STATED GOAL 1 — On what date was this Python Bytes episode recorded, according to the transcript?
STATED GOAL 2 — List every person named in the Python Bytes transcript.
STATED GOAL 3 — Please extract everything in the Python Bytes transcript from "Starting point is 00:00:21" down to "the holidays, right?".

TEXT PROVIDED —
··········

Python Bytes - #109 CPython byte code explorer

Starting point is 00:00:00 Hello and welcome to Python Bytes, where we deliver Python news and headlines directly to your earbuds. This is episode 109, recorded December 10th, 2018. I'm Michael Kennedy. And I'm Brian Hocken. And this episode is brought to you by DigitalOcean. Thank you, thank you, DigitalOcean. Tell you more about them later. Right now, Brian, how is everything going? It's going really well. How about you?

Starting point is 00:00:21 Oh, it's super. I'm starting to think of year in review like what was the most amazing python stories of the year and things like that so uh looking forward to sharing those with everyone actually yeah that'd be great yeah so you and i actually did an episode along with dan bader on talk python which will drop here on this channel as well for the year in review in python news which is like, but more stuff and more depth. So that'll be a good thing for, you know, all those people traveling for the holidays, right?

Starting point is 00:00:49 Yeah. Give them something to listen to. All right. They may be stuck in an ice storm in Chicago O'Hare, but they can listen to some good Python News. Yeah. That's right. Speaking of good Python News, what do you got to kick us off this time?

Starting point is 00:01:00 I have a Python descriptor. I have Python descriptors are magical creatures. That sounds awesome. Yeah, this is actually kind of a neat approach this article thinking, yeah, I know what descriptors are and stuff and properties. It's talking about properties of object properties in Python. But this is a really great article. So this is an article by pablo arias and it talks about how you can add getters and setters to and properties to objects so you can have like instead of calling a function like get version you can just have like version and and you can use like object dot version and you can assign to that and that'll call the uh the setter and you read from it, that'll call the getter,

Starting point is 00:01:46 and you can have custom functions for that. It's one of the cool things about Python. And one that I'm glad that it's been highlighted, because some people forget this is around, especially if you come from a language that doesn't have this sort of thing. C, Java, that kind of stuff, right? Yeah. These are pretty neat, and they make it look like an attribute of the object, but it's actually a function that gets called. And it's a way you can actually migrate. You can start a system where it really is just data that's sitting there. And if you want to intercept it and say, you know, actually, when somebody assigns to this, I want to do some work, or I don't want to really store this data, I want to calculate it on the fly. I mean, you can turn those into getters and setters

Starting point is 00:02:26 and the calling code doesn't need to know. Yeah, I really like this because often the API makes the most sense as sort of fields, just setting the attributes, right? Like user.name, user.firstname or something like that. But what if you want validation, right? Like the name can't contain white spaces or other weird stuff.

··········

RAW DATA —
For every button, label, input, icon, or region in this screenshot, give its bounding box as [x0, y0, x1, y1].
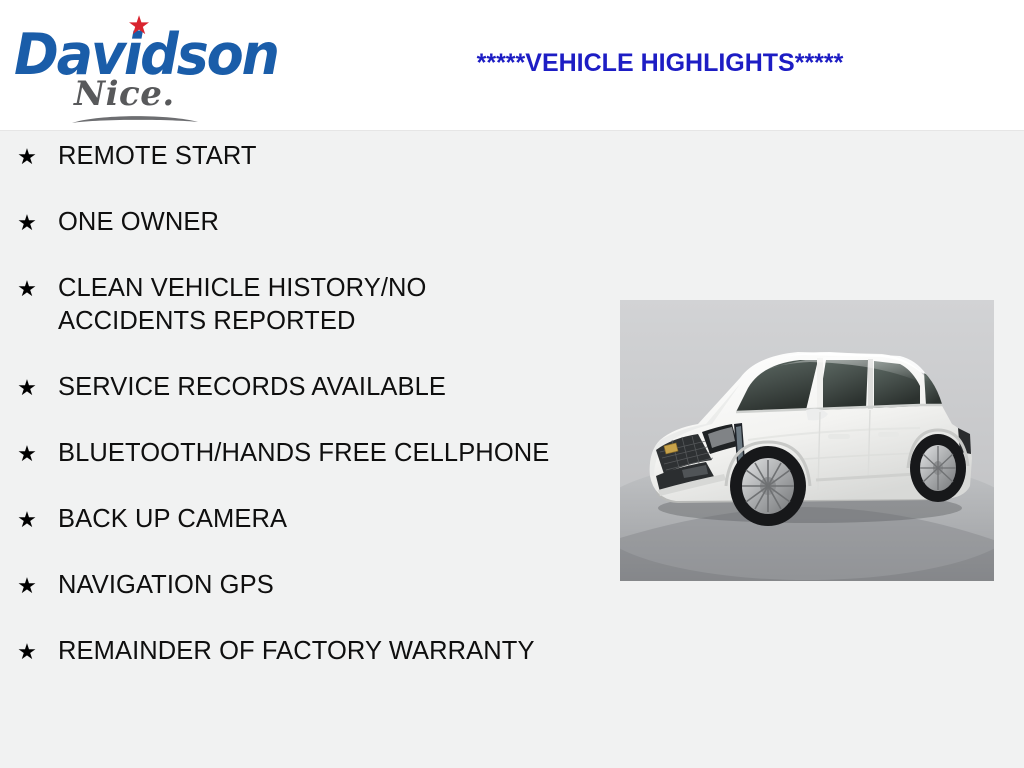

··········

CORRECT OUTPUT 1 — December 10th, 2018.

CORRECT OUTPUT 2 — Michael Kennedy, Brian Hocken, dan bader, pablo arias

CORRECT OUTPUT 3 —
Starting point is 00:00:21 Oh, it's super. I'm starting to think of year in review like what was the most amazing python stories of the year and things like that so uh looking forward to sharing those with everyone actually yeah that'd be great yeah so you and i actually did an episode along with dan bader on talk python which will drop here on this channel as well for the year in review in python news which is like, but more stuff and more depth. So that'll be a good thing for, you know, all those people traveling for the holidays, right?